▸ **Goal**:
Exactly repeat all the records below, omitting the images they hold.
** START **
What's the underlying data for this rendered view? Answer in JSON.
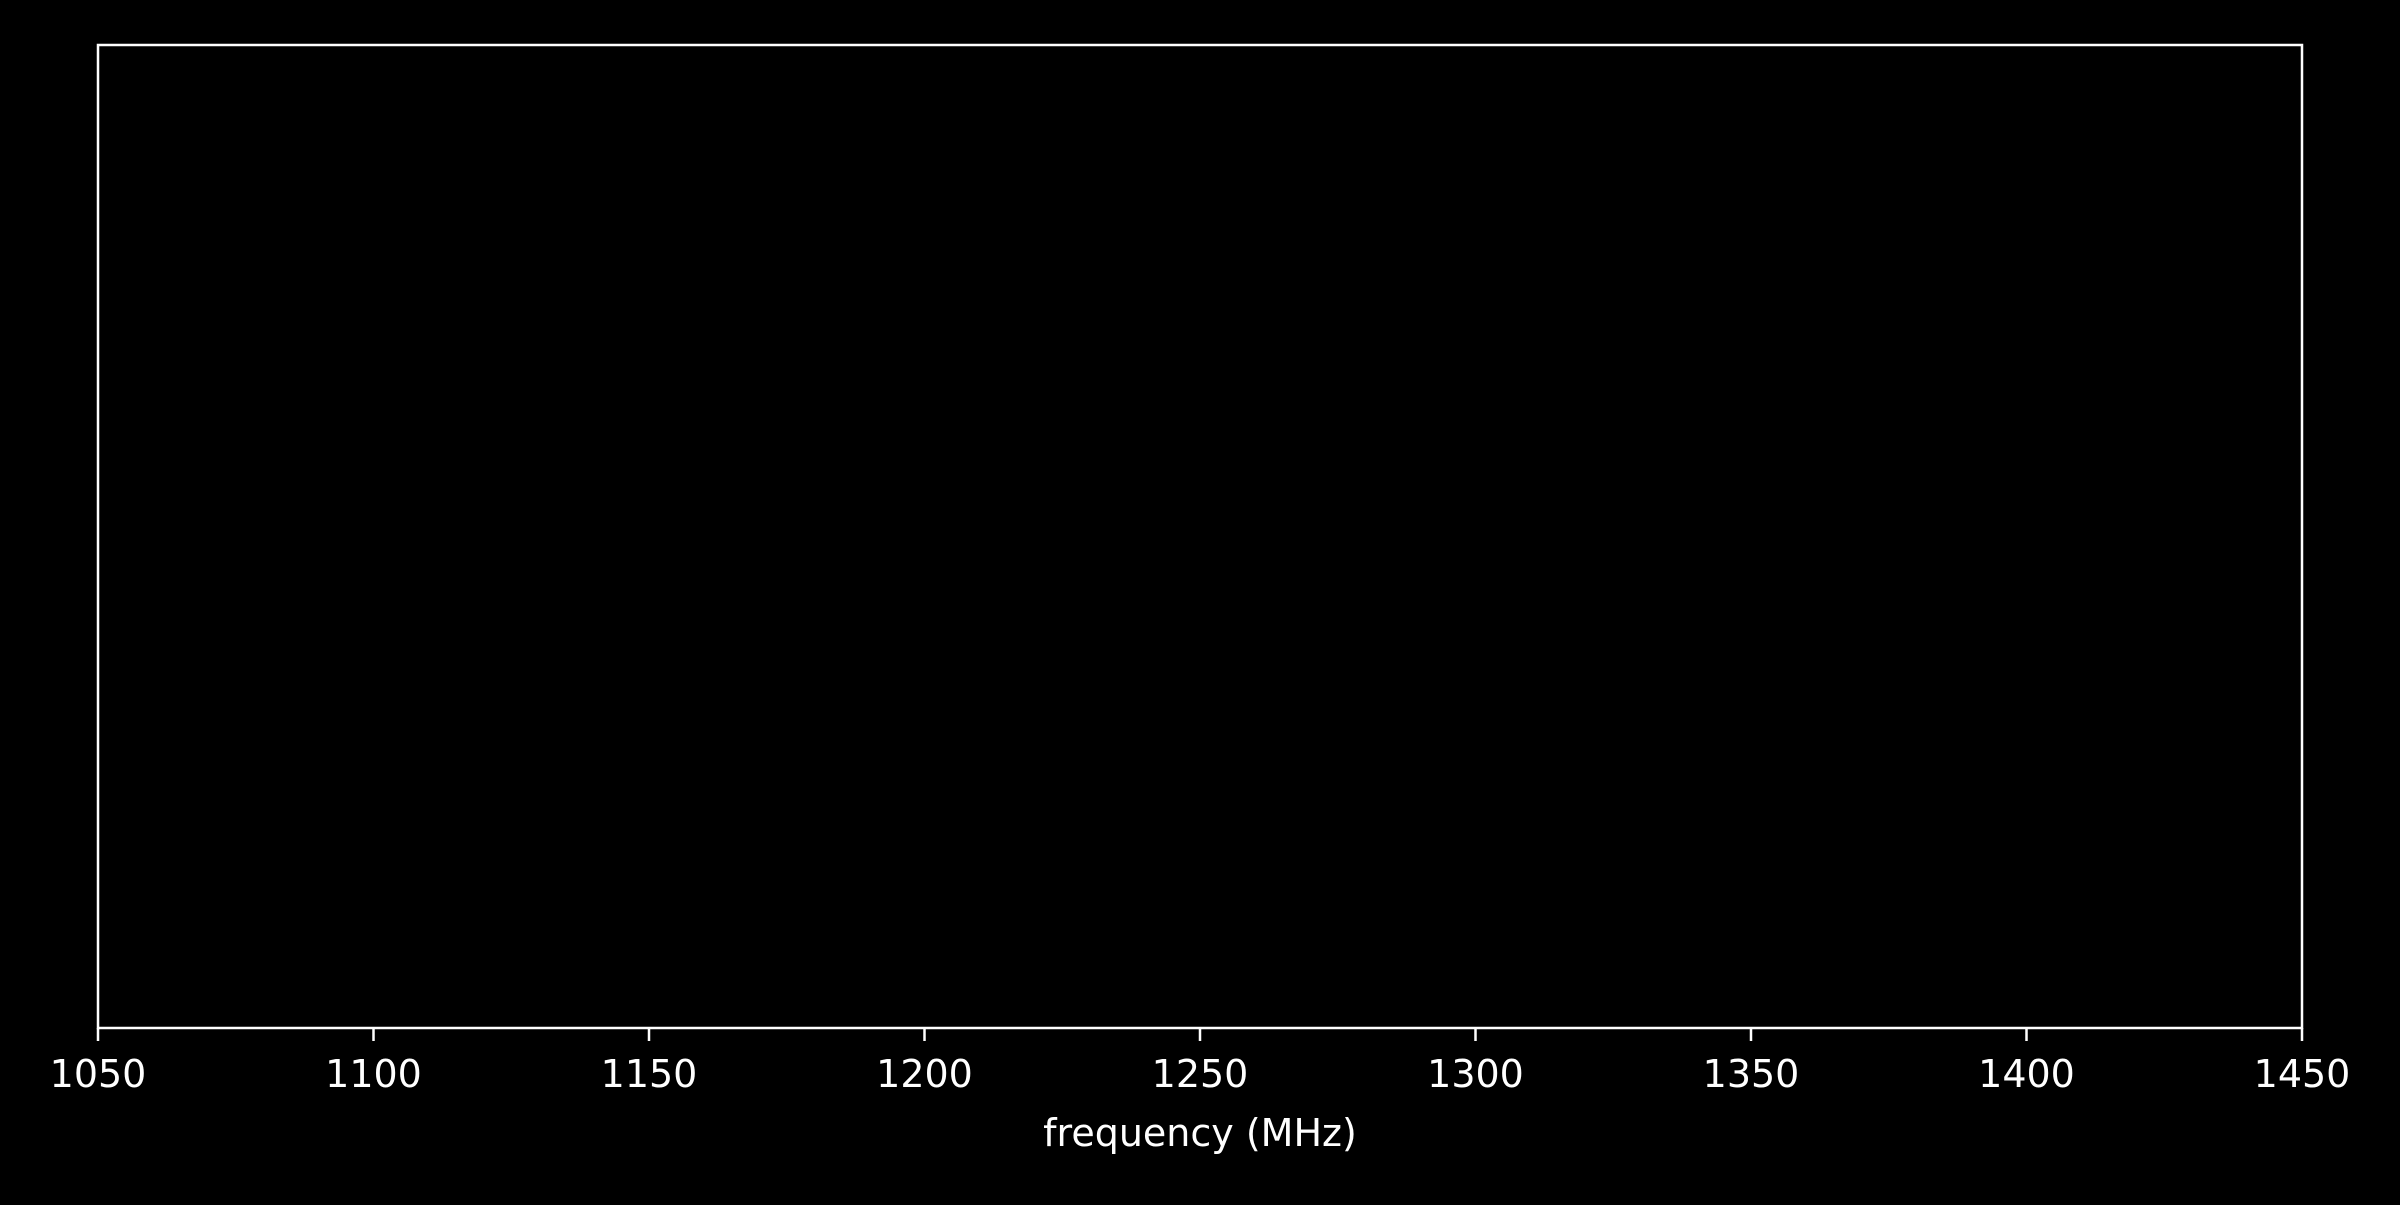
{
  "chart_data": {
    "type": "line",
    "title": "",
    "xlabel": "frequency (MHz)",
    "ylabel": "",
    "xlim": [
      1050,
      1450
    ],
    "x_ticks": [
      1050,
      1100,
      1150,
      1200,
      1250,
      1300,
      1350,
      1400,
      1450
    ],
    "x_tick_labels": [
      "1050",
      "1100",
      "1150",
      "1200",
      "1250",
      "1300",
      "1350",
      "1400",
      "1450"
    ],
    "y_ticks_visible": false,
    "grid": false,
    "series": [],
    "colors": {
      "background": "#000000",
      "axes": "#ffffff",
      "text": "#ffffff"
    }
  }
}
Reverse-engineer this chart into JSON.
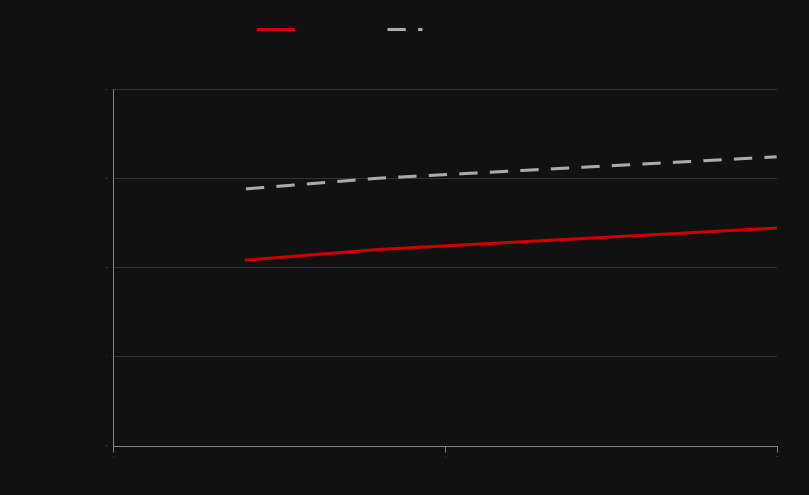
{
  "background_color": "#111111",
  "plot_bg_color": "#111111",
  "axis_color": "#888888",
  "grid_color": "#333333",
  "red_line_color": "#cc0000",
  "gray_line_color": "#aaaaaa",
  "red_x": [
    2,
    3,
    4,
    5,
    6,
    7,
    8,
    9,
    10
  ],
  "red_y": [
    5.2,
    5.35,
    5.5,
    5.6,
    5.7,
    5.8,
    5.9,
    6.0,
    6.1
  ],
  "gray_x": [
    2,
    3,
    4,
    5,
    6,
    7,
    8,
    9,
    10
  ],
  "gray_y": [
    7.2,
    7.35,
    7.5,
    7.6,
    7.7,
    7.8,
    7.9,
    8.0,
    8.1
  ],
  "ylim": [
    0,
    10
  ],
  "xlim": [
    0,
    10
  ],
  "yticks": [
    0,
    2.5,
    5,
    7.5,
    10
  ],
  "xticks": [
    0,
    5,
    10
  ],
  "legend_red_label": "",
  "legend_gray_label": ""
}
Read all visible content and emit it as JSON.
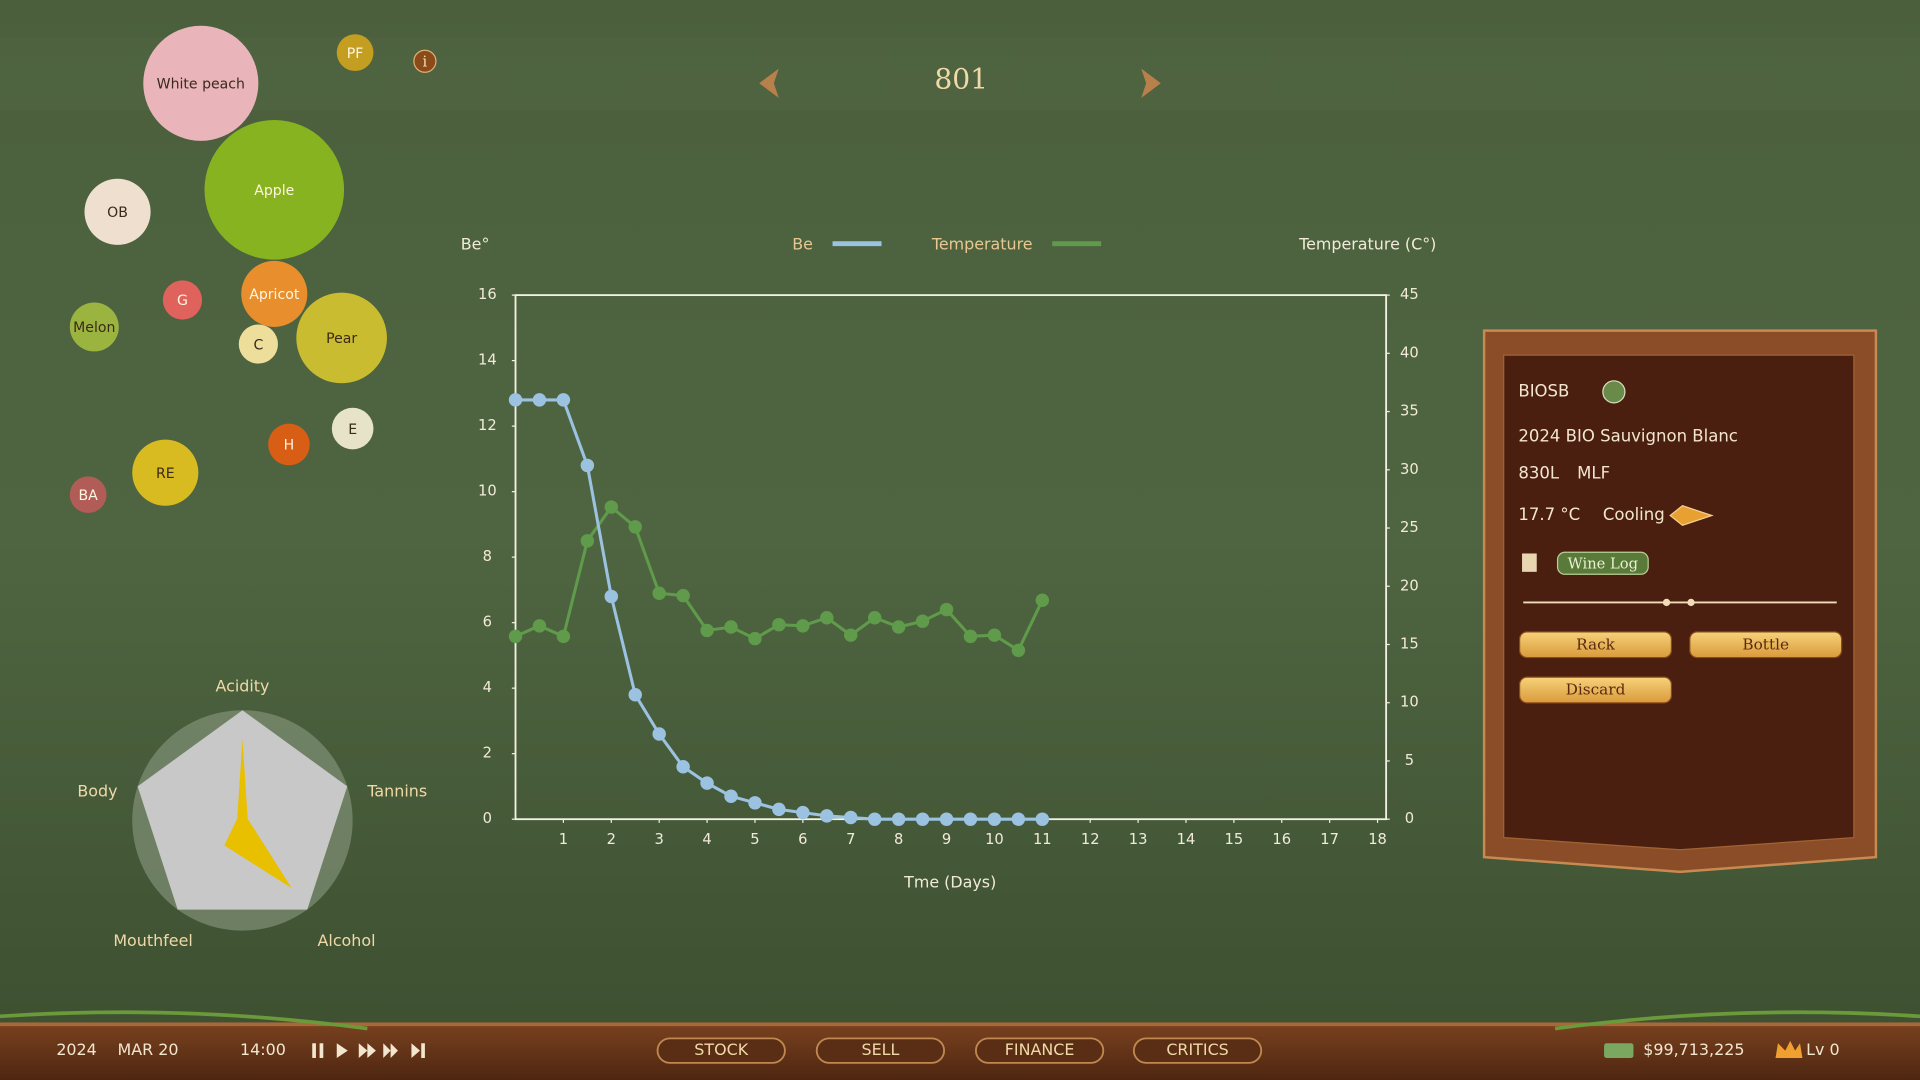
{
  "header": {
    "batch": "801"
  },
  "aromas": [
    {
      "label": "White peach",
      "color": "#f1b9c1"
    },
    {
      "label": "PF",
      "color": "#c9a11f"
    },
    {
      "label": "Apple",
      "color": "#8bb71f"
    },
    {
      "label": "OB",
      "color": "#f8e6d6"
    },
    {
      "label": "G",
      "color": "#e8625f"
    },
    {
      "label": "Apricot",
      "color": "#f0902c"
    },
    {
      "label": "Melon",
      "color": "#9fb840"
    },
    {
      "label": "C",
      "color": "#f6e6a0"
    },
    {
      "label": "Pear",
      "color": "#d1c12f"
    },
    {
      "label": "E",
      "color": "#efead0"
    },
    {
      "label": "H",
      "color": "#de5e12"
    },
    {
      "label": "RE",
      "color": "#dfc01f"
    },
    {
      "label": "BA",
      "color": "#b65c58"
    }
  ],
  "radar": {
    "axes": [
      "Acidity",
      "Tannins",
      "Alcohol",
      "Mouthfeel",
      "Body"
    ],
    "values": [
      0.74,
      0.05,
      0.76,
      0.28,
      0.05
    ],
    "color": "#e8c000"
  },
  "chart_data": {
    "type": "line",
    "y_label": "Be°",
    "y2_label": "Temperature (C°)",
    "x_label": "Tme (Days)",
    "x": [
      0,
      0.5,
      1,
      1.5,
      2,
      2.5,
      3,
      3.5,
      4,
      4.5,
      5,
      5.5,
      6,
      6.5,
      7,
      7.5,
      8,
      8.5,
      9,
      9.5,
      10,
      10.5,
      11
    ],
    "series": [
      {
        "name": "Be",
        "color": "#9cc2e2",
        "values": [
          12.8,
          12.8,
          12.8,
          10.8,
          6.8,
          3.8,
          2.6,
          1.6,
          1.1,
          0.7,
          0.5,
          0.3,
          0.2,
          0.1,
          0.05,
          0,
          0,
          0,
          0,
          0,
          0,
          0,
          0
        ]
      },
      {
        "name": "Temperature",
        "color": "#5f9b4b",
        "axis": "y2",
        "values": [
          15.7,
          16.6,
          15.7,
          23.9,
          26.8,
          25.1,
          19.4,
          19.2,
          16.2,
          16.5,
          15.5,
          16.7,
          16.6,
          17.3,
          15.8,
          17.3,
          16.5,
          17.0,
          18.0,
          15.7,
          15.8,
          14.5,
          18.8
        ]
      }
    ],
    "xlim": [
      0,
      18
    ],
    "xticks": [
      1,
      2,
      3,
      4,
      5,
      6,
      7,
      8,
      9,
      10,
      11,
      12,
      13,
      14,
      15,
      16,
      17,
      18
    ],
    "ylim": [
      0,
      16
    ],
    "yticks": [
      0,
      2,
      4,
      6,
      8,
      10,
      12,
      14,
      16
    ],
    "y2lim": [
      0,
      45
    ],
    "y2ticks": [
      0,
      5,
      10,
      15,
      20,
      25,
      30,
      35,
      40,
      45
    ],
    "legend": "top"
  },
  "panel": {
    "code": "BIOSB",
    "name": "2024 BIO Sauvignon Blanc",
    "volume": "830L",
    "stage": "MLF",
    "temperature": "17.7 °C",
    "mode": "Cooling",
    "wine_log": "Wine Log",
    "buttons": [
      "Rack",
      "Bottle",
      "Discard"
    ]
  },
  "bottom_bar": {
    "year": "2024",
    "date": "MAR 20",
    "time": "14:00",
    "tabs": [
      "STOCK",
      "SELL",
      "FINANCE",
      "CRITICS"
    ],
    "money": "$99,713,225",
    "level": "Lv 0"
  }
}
** END **
▸ **Solution to the problem**:
What's the underlying data for this rendered view? Answer in JSON.
{
  "chart_data": {
    "type": "line",
    "title": "",
    "xlabel": "frequency (MHz)",
    "ylabel": "",
    "xlim": [
      1050,
      1450
    ],
    "x_ticks": [
      1050,
      1100,
      1150,
      1200,
      1250,
      1300,
      1350,
      1400,
      1450
    ],
    "x_tick_labels": [
      "1050",
      "1100",
      "1150",
      "1200",
      "1250",
      "1300",
      "1350",
      "1400",
      "1450"
    ],
    "y_ticks_visible": false,
    "grid": false,
    "series": [],
    "colors": {
      "background": "#000000",
      "axes": "#ffffff",
      "text": "#ffffff"
    }
  }
}
Reverse-engineer this chart into JSON.
{
  "background_color": "#111111",
  "plot_bg_color": "#111111",
  "axis_color": "#888888",
  "grid_color": "#333333",
  "red_line_color": "#cc0000",
  "gray_line_color": "#aaaaaa",
  "red_x": [
    2,
    3,
    4,
    5,
    6,
    7,
    8,
    9,
    10
  ],
  "red_y": [
    5.2,
    5.35,
    5.5,
    5.6,
    5.7,
    5.8,
    5.9,
    6.0,
    6.1
  ],
  "gray_x": [
    2,
    3,
    4,
    5,
    6,
    7,
    8,
    9,
    10
  ],
  "gray_y": [
    7.2,
    7.35,
    7.5,
    7.6,
    7.7,
    7.8,
    7.9,
    8.0,
    8.1
  ],
  "ylim": [
    0,
    10
  ],
  "xlim": [
    0,
    10
  ],
  "yticks": [
    0,
    2.5,
    5,
    7.5,
    10
  ],
  "xticks": [
    0,
    5,
    10
  ],
  "legend_red_label": "",
  "legend_gray_label": ""
}
Read all visible content and emit it as JSON.
{
  "header": {
    "batch": "801"
  },
  "aromas": [
    {
      "label": "White peach",
      "color": "#f1b9c1"
    },
    {
      "label": "PF",
      "color": "#c9a11f"
    },
    {
      "label": "Apple",
      "color": "#8bb71f"
    },
    {
      "label": "OB",
      "color": "#f8e6d6"
    },
    {
      "label": "G",
      "color": "#e8625f"
    },
    {
      "label": "Apricot",
      "color": "#f0902c"
    },
    {
      "label": "Melon",
      "color": "#9fb840"
    },
    {
      "label": "C",
      "color": "#f6e6a0"
    },
    {
      "label": "Pear",
      "color": "#d1c12f"
    },
    {
      "label": "E",
      "color": "#efead0"
    },
    {
      "label": "H",
      "color": "#de5e12"
    },
    {
      "label": "RE",
      "color": "#dfc01f"
    },
    {
      "label": "BA",
      "color": "#b65c58"
    }
  ],
  "radar": {
    "axes": [
      "Acidity",
      "Tannins",
      "Alcohol",
      "Mouthfeel",
      "Body"
    ],
    "values": [
      0.74,
      0.05,
      0.76,
      0.28,
      0.05
    ],
    "color": "#e8c000"
  },
  "chart_data": {
    "type": "line",
    "y_label": "Be°",
    "y2_label": "Temperature (C°)",
    "x_label": "Tme (Days)",
    "x": [
      0,
      0.5,
      1,
      1.5,
      2,
      2.5,
      3,
      3.5,
      4,
      4.5,
      5,
      5.5,
      6,
      6.5,
      7,
      7.5,
      8,
      8.5,
      9,
      9.5,
      10,
      10.5,
      11
    ],
    "series": [
      {
        "name": "Be",
        "color": "#9cc2e2",
        "values": [
          12.8,
          12.8,
          12.8,
          10.8,
          6.8,
          3.8,
          2.6,
          1.6,
          1.1,
          0.7,
          0.5,
          0.3,
          0.2,
          0.1,
          0.05,
          0,
          0,
          0,
          0,
          0,
          0,
          0,
          0
        ]
      },
      {
        "name": "Temperature",
        "color": "#5f9b4b",
        "axis": "y2",
        "values": [
          15.7,
          16.6,
          15.7,
          23.9,
          26.8,
          25.1,
          19.4,
          19.2,
          16.2,
          16.5,
          15.5,
          16.7,
          16.6,
          17.3,
          15.8,
          17.3,
          16.5,
          17.0,
          18.0,
          15.7,
          15.8,
          14.5,
          18.8
        ]
      }
    ],
    "xlim": [
      0,
      18
    ],
    "xticks": [
      1,
      2,
      3,
      4,
      5,
      6,
      7,
      8,
      9,
      10,
      11,
      12,
      13,
      14,
      15,
      16,
      17,
      18
    ],
    "ylim": [
      0,
      16
    ],
    "yticks": [
      0,
      2,
      4,
      6,
      8,
      10,
      12,
      14,
      16
    ],
    "y2lim": [
      0,
      45
    ],
    "y2ticks": [
      0,
      5,
      10,
      15,
      20,
      25,
      30,
      35,
      40,
      45
    ],
    "legend": "top"
  },
  "panel": {
    "code": "BIOSB",
    "name": "2024 BIO Sauvignon Blanc",
    "volume": "830L",
    "stage": "MLF",
    "temperature": "17.7 °C",
    "mode": "Cooling",
    "wine_log": "Wine Log",
    "buttons": [
      "Rack",
      "Bottle",
      "Discard"
    ]
  },
  "bottom_bar": {
    "year": "2024",
    "date": "MAR 20",
    "time": "14:00",
    "tabs": [
      "STOCK",
      "SELL",
      "FINANCE",
      "CRITICS"
    ],
    "money": "$99,713,225",
    "level": "Lv 0"
  }
}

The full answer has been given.